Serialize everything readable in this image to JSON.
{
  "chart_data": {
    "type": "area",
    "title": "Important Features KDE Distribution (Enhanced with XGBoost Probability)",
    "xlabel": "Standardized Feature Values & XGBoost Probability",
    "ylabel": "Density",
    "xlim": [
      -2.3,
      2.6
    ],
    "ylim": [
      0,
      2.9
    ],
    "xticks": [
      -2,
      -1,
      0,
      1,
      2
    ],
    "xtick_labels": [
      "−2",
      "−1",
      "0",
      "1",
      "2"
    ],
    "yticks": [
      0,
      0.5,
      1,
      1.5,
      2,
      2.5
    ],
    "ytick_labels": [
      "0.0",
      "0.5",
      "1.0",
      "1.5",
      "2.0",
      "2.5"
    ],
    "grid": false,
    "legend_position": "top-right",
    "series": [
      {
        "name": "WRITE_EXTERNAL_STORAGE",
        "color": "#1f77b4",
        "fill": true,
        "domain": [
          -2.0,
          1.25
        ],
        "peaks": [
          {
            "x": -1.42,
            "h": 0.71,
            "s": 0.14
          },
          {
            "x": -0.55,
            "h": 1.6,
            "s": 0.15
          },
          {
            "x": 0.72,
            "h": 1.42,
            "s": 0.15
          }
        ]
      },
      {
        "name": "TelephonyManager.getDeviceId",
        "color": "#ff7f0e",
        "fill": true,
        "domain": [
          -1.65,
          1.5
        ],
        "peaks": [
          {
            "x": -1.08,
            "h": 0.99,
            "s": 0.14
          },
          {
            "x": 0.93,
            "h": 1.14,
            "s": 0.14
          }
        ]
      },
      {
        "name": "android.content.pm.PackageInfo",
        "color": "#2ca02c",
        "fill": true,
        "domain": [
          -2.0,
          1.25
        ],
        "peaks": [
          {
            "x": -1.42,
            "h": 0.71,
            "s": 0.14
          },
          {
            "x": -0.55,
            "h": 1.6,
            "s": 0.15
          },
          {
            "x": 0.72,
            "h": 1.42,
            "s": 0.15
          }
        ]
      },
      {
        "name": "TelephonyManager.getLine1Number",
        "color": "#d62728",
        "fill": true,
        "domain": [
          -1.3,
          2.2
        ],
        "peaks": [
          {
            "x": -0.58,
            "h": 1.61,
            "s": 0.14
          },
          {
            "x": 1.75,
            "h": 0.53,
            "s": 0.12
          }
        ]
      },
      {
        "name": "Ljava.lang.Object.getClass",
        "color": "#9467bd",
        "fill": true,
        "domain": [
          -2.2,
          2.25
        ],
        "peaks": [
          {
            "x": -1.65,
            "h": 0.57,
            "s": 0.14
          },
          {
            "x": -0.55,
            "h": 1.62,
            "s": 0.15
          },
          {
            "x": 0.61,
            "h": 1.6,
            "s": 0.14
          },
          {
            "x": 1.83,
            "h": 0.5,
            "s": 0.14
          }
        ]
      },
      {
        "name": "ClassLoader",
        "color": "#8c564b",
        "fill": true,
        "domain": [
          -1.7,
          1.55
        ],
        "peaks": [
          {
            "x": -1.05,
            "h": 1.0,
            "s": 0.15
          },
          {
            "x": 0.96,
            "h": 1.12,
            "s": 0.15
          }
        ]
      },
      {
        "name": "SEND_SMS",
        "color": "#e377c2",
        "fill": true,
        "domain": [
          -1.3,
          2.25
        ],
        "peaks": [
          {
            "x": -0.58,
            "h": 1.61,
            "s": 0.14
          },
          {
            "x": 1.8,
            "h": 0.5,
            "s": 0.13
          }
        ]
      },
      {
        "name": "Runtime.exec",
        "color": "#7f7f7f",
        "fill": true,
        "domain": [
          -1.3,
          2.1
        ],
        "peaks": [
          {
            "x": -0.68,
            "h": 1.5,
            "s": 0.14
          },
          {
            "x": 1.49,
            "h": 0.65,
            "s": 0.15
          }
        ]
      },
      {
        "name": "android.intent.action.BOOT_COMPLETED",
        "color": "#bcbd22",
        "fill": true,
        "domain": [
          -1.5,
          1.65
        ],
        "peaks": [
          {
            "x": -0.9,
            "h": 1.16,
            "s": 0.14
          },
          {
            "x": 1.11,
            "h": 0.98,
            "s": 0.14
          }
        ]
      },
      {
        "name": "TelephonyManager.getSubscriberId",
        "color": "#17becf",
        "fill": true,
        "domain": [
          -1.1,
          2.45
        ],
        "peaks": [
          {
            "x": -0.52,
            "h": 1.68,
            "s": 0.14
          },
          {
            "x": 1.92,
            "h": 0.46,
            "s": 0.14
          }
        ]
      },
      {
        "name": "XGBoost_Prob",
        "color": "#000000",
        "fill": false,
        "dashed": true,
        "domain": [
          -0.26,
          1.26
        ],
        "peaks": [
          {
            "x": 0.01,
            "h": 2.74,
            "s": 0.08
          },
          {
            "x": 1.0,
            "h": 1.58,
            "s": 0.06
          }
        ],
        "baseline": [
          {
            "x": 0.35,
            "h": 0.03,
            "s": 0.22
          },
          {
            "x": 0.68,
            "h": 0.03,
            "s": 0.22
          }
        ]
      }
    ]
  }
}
☆ ☆ ☆ ☆
• _PROMPT_:
All of the data must be returned exactly.

• _FULL ANSWER_:
Serialize everything readable in this image to JSON.
{
  "chart_data": {
    "type": "area",
    "title": "Important Features KDE Distribution (Enhanced with XGBoost Probability)",
    "xlabel": "Standardized Feature Values & XGBoost Probability",
    "ylabel": "Density",
    "xlim": [
      -2.3,
      2.6
    ],
    "ylim": [
      0,
      2.9
    ],
    "xticks": [
      -2,
      -1,
      0,
      1,
      2
    ],
    "xtick_labels": [
      "−2",
      "−1",
      "0",
      "1",
      "2"
    ],
    "yticks": [
      0,
      0.5,
      1,
      1.5,
      2,
      2.5
    ],
    "ytick_labels": [
      "0.0",
      "0.5",
      "1.0",
      "1.5",
      "2.0",
      "2.5"
    ],
    "grid": false,
    "legend_position": "top-right",
    "series": [
      {
        "name": "WRITE_EXTERNAL_STORAGE",
        "color": "#1f77b4",
        "fill": true,
        "domain": [
          -2.0,
          1.25
        ],
        "peaks": [
          {
            "x": -1.42,
            "h": 0.71,
            "s": 0.14
          },
          {
            "x": -0.55,
            "h": 1.6,
            "s": 0.15
          },
          {
            "x": 0.72,
            "h": 1.42,
            "s": 0.15
          }
        ]
      },
      {
        "name": "TelephonyManager.getDeviceId",
        "color": "#ff7f0e",
        "fill": true,
        "domain": [
          -1.65,
          1.5
        ],
        "peaks": [
          {
            "x": -1.08,
            "h": 0.99,
            "s": 0.14
          },
          {
            "x": 0.93,
            "h": 1.14,
            "s": 0.14
          }
        ]
      },
      {
        "name": "android.content.pm.PackageInfo",
        "color": "#2ca02c",
        "fill": true,
        "domain": [
          -2.0,
          1.25
        ],
        "peaks": [
          {
            "x": -1.42,
            "h": 0.71,
            "s": 0.14
          },
          {
            "x": -0.55,
            "h": 1.6,
            "s": 0.15
          },
          {
            "x": 0.72,
            "h": 1.42,
            "s": 0.15
          }
        ]
      },
      {
        "name": "TelephonyManager.getLine1Number",
        "color": "#d62728",
        "fill": true,
        "domain": [
          -1.3,
          2.2
        ],
        "peaks": [
          {
            "x": -0.58,
            "h": 1.61,
            "s": 0.14
          },
          {
            "x": 1.75,
            "h": 0.53,
            "s": 0.12
          }
        ]
      },
      {
        "name": "Ljava.lang.Object.getClass",
        "color": "#9467bd",
        "fill": true,
        "domain": [
          -2.2,
          2.25
        ],
        "peaks": [
          {
            "x": -1.65,
            "h": 0.57,
            "s": 0.14
          },
          {
            "x": -0.55,
            "h": 1.62,
            "s": 0.15
          },
          {
            "x": 0.61,
            "h": 1.6,
            "s": 0.14
          },
          {
            "x": 1.83,
            "h": 0.5,
            "s": 0.14
          }
        ]
      },
      {
        "name": "ClassLoader",
        "color": "#8c564b",
        "fill": true,
        "domain": [
          -1.7,
          1.55
        ],
        "peaks": [
          {
            "x": -1.05,
            "h": 1.0,
            "s": 0.15
          },
          {
            "x": 0.96,
            "h": 1.12,
            "s": 0.15
          }
        ]
      },
      {
        "name": "SEND_SMS",
        "color": "#e377c2",
        "fill": true,
        "domain": [
          -1.3,
          2.25
        ],
        "peaks": [
          {
            "x": -0.58,
            "h": 1.61,
            "s": 0.14
          },
          {
            "x": 1.8,
            "h": 0.5,
            "s": 0.13
          }
        ]
      },
      {
        "name": "Runtime.exec",
        "color": "#7f7f7f",
        "fill": true,
        "domain": [
          -1.3,
          2.1
        ],
        "peaks": [
          {
            "x": -0.68,
            "h": 1.5,
            "s": 0.14
          },
          {
            "x": 1.49,
            "h": 0.65,
            "s": 0.15
          }
        ]
      },
      {
        "name": "android.intent.action.BOOT_COMPLETED",
        "color": "#bcbd22",
        "fill": true,
        "domain": [
          -1.5,
          1.65
        ],
        "peaks": [
          {
            "x": -0.9,
            "h": 1.16,
            "s": 0.14
          },
          {
            "x": 1.11,
            "h": 0.98,
            "s": 0.14
          }
        ]
      },
      {
        "name": "TelephonyManager.getSubscriberId",
        "color": "#17becf",
        "fill": true,
        "domain": [
          -1.1,
          2.45
        ],
        "peaks": [
          {
            "x": -0.52,
            "h": 1.68,
            "s": 0.14
          },
          {
            "x": 1.92,
            "h": 0.46,
            "s": 0.14
          }
        ]
      },
      {
        "name": "XGBoost_Prob",
        "color": "#000000",
        "fill": false,
        "dashed": true,
        "domain": [
          -0.26,
          1.26
        ],
        "peaks": [
          {
            "x": 0.01,
            "h": 2.74,
            "s": 0.08
          },
          {
            "x": 1.0,
            "h": 1.58,
            "s": 0.06
          }
        ],
        "baseline": [
          {
            "x": 0.35,
            "h": 0.03,
            "s": 0.22
          },
          {
            "x": 0.68,
            "h": 0.03,
            "s": 0.22
          }
        ]
      }
    ]
  }
}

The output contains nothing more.